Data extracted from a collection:
::::::

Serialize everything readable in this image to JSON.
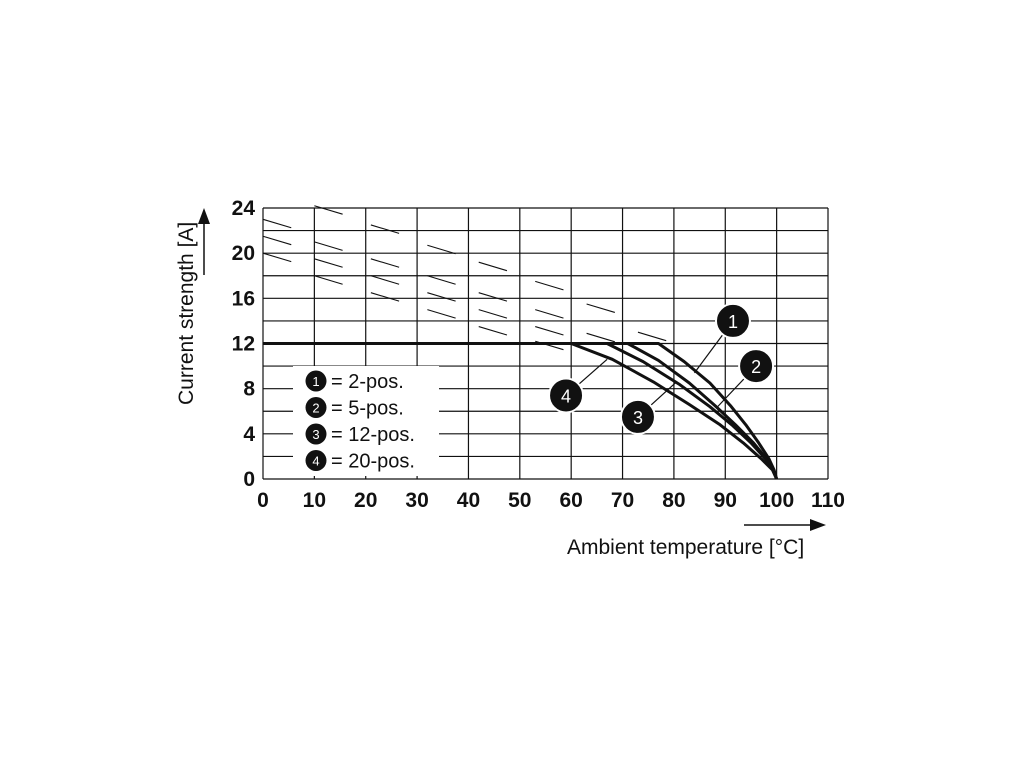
{
  "chart_data": {
    "type": "line",
    "xlabel": "Ambient temperature [°C]",
    "ylabel": "Current strength [A]",
    "xlim": [
      0,
      110
    ],
    "ylim": [
      0,
      24
    ],
    "xticks": [
      "0",
      "10",
      "20",
      "30",
      "40",
      "50",
      "60",
      "70",
      "80",
      "90",
      "100",
      "110"
    ],
    "yticks": [
      "0",
      "4",
      "8",
      "12",
      "16",
      "20",
      "24"
    ],
    "grid": true,
    "legend_position": "inside-left",
    "series": [
      {
        "name": "1 = 2-pos.",
        "badge": "1",
        "legend_text": "= 2-pos.",
        "x": [
          0,
          77,
          82,
          87,
          91,
          94,
          96.5,
          98.5,
          99.5,
          100
        ],
        "y": [
          12,
          12,
          10.4,
          8.5,
          6.5,
          4.8,
          3.2,
          1.8,
          0.8,
          0
        ]
      },
      {
        "name": "2 = 5-pos.",
        "badge": "2",
        "legend_text": "= 5-pos.",
        "x": [
          0,
          71,
          77,
          83,
          88,
          92,
          95.5,
          98,
          99.4,
          100
        ],
        "y": [
          12,
          12,
          10.5,
          8.5,
          6.5,
          4.8,
          3.2,
          1.8,
          0.8,
          0
        ]
      },
      {
        "name": "3 = 12-pos.",
        "badge": "3",
        "legend_text": "= 12-pos.",
        "x": [
          0,
          67,
          74,
          81,
          87,
          91.5,
          95,
          97.8,
          99.3,
          100
        ],
        "y": [
          12,
          12,
          10.4,
          8.4,
          6.4,
          4.7,
          3.2,
          1.8,
          0.8,
          0
        ]
      },
      {
        "name": "4 = 20-pos.",
        "badge": "4",
        "legend_text": "= 20-pos.",
        "x": [
          0,
          60,
          68,
          76,
          83,
          89,
          93.5,
          97,
          99.2,
          100
        ],
        "y": [
          12,
          12,
          10.6,
          8.6,
          6.6,
          4.8,
          3.2,
          1.8,
          0.8,
          0
        ]
      }
    ],
    "callouts": [
      {
        "label": "1",
        "x": 91.5,
        "y": 14,
        "target_x": 84,
        "target_y": 9.4
      },
      {
        "label": "2",
        "x": 96,
        "y": 10,
        "target_x": 88.5,
        "target_y": 6.4
      },
      {
        "label": "3",
        "x": 73,
        "y": 5.5,
        "target_x": 80.5,
        "target_y": 8.6
      },
      {
        "label": "4",
        "x": 59,
        "y": 7.4,
        "target_x": 67,
        "target_y": 10.6
      }
    ]
  }
}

::::::

▶ _What to work on_: Leave out the pictures and output every record above precisely as given.

▶ _Output of the task_:
Serialize everything readable in this image to JSON.
{
  "chart_data": {
    "type": "line",
    "xlabel": "Ambient temperature [°C]",
    "ylabel": "Current strength [A]",
    "xlim": [
      0,
      110
    ],
    "ylim": [
      0,
      24
    ],
    "xticks": [
      "0",
      "10",
      "20",
      "30",
      "40",
      "50",
      "60",
      "70",
      "80",
      "90",
      "100",
      "110"
    ],
    "yticks": [
      "0",
      "4",
      "8",
      "12",
      "16",
      "20",
      "24"
    ],
    "grid": true,
    "legend_position": "inside-left",
    "series": [
      {
        "name": "1 = 2-pos.",
        "badge": "1",
        "legend_text": "= 2-pos.",
        "x": [
          0,
          77,
          82,
          87,
          91,
          94,
          96.5,
          98.5,
          99.5,
          100
        ],
        "y": [
          12,
          12,
          10.4,
          8.5,
          6.5,
          4.8,
          3.2,
          1.8,
          0.8,
          0
        ]
      },
      {
        "name": "2 = 5-pos.",
        "badge": "2",
        "legend_text": "= 5-pos.",
        "x": [
          0,
          71,
          77,
          83,
          88,
          92,
          95.5,
          98,
          99.4,
          100
        ],
        "y": [
          12,
          12,
          10.5,
          8.5,
          6.5,
          4.8,
          3.2,
          1.8,
          0.8,
          0
        ]
      },
      {
        "name": "3 = 12-pos.",
        "badge": "3",
        "legend_text": "= 12-pos.",
        "x": [
          0,
          67,
          74,
          81,
          87,
          91.5,
          95,
          97.8,
          99.3,
          100
        ],
        "y": [
          12,
          12,
          10.4,
          8.4,
          6.4,
          4.7,
          3.2,
          1.8,
          0.8,
          0
        ]
      },
      {
        "name": "4 = 20-pos.",
        "badge": "4",
        "legend_text": "= 20-pos.",
        "x": [
          0,
          60,
          68,
          76,
          83,
          89,
          93.5,
          97,
          99.2,
          100
        ],
        "y": [
          12,
          12,
          10.6,
          8.6,
          6.6,
          4.8,
          3.2,
          1.8,
          0.8,
          0
        ]
      }
    ],
    "callouts": [
      {
        "label": "1",
        "x": 91.5,
        "y": 14,
        "target_x": 84,
        "target_y": 9.4
      },
      {
        "label": "2",
        "x": 96,
        "y": 10,
        "target_x": 88.5,
        "target_y": 6.4
      },
      {
        "label": "3",
        "x": 73,
        "y": 5.5,
        "target_x": 80.5,
        "target_y": 8.6
      },
      {
        "label": "4",
        "x": 59,
        "y": 7.4,
        "target_x": 67,
        "target_y": 10.6
      }
    ]
  }
}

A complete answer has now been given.